■ **EXERCISE TASK**: Spot each line in the records below where the word "name" occurs, then copy it.

■ **EXCERPTED DATA**:
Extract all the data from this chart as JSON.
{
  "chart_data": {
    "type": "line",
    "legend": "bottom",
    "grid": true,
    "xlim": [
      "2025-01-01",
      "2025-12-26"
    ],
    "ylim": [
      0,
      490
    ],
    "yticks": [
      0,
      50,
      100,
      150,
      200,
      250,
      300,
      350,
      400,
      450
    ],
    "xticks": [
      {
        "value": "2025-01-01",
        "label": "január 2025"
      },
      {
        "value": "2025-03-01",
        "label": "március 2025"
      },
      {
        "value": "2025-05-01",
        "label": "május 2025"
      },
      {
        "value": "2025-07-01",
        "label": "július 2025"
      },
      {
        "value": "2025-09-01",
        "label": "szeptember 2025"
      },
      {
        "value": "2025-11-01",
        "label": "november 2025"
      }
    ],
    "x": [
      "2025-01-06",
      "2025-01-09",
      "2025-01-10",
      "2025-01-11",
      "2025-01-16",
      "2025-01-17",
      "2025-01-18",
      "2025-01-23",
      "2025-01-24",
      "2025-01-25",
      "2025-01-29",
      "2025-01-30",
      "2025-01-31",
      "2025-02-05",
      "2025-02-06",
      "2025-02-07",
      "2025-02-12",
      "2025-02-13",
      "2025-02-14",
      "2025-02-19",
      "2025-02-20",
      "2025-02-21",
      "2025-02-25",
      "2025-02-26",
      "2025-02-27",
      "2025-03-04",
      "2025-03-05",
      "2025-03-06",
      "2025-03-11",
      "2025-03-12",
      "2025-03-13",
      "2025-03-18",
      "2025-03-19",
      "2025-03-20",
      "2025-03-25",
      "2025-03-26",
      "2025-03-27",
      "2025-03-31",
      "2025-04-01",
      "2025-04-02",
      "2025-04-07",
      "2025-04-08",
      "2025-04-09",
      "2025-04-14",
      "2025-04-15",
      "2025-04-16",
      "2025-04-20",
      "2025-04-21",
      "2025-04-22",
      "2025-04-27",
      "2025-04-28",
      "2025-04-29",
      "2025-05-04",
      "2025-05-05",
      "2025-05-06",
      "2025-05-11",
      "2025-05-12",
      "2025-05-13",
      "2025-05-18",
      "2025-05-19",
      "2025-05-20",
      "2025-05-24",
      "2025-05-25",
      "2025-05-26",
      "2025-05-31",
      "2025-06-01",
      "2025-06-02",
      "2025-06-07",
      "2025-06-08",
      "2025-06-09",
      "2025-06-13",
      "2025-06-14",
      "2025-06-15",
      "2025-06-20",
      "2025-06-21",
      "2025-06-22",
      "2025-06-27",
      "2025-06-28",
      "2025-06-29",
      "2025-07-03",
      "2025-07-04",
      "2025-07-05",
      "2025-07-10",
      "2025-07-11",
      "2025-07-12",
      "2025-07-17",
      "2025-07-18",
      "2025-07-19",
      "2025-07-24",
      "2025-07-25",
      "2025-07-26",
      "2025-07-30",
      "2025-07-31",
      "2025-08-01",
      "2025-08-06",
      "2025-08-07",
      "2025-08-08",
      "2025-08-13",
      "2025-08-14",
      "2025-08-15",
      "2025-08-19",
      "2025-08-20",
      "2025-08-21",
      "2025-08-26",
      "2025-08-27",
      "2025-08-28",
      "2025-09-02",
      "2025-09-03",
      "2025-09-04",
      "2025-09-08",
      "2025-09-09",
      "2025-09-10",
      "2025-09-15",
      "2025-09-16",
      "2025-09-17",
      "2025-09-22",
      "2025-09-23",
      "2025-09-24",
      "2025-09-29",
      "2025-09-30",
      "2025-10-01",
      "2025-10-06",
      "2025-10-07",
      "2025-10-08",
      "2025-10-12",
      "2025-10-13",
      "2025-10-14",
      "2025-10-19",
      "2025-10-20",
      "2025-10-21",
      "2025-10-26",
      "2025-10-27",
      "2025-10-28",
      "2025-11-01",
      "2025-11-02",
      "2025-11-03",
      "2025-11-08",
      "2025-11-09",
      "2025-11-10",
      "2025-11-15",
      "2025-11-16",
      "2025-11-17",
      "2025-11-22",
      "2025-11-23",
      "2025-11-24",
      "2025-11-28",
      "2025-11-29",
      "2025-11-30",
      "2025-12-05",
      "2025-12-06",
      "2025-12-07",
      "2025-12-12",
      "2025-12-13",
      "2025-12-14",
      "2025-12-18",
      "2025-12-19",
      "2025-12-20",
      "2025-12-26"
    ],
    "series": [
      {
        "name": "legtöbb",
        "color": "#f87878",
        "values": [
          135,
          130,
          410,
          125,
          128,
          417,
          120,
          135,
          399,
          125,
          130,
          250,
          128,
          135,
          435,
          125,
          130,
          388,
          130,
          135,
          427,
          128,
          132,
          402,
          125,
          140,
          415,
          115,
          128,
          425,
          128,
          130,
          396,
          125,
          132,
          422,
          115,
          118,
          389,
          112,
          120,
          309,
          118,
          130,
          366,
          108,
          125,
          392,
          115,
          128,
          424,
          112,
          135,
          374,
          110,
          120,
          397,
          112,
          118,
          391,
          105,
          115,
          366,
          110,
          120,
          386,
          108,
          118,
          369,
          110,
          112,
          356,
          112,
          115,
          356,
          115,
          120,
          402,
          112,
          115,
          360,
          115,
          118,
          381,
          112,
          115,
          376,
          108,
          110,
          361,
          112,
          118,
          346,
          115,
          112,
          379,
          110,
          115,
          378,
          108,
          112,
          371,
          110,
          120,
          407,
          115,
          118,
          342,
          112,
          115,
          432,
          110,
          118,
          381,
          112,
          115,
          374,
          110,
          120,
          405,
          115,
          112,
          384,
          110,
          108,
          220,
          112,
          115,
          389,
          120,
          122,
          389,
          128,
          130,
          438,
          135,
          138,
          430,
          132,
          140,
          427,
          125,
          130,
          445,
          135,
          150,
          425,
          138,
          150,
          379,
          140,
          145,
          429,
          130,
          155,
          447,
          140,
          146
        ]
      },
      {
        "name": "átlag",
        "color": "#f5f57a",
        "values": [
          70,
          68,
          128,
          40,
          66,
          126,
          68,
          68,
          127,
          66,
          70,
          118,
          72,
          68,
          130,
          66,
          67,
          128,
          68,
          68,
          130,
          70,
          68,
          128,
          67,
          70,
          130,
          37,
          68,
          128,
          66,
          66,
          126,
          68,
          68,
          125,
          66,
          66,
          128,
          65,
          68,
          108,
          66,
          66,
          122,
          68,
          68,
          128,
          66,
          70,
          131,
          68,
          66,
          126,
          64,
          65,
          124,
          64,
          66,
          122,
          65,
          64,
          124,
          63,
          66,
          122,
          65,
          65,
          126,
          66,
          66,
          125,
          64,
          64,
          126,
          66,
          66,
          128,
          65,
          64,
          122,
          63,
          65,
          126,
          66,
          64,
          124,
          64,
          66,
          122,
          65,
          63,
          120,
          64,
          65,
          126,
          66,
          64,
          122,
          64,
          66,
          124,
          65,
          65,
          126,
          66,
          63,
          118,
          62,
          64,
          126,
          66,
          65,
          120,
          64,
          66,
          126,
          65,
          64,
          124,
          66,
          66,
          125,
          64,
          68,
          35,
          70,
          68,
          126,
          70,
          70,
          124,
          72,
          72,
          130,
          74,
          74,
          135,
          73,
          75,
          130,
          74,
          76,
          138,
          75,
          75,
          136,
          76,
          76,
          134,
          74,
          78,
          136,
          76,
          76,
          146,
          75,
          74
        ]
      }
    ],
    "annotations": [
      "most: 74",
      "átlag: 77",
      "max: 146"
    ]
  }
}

* * *

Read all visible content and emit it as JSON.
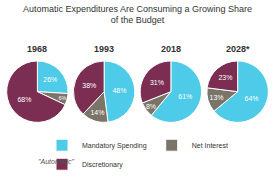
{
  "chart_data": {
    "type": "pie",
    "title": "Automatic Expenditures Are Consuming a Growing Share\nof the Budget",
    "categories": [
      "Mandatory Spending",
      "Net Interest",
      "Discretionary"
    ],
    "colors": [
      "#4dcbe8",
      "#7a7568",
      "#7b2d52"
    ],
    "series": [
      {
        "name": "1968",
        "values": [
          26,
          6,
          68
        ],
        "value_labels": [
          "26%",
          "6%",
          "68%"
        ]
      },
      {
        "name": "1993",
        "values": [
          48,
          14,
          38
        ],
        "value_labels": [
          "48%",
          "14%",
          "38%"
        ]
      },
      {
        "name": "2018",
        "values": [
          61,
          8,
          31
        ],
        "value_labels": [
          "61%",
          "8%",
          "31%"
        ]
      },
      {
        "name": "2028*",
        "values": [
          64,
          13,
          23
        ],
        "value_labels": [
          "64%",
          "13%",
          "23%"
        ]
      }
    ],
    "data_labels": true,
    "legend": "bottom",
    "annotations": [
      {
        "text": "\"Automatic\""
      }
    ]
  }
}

■ **SOLUTION TO THIS TASK**:
        "name": "legtöbb",
        "name": "átlag",
        "name": "1968",
        "name": "1993",
        "name": "2018",
        "name": "2028*",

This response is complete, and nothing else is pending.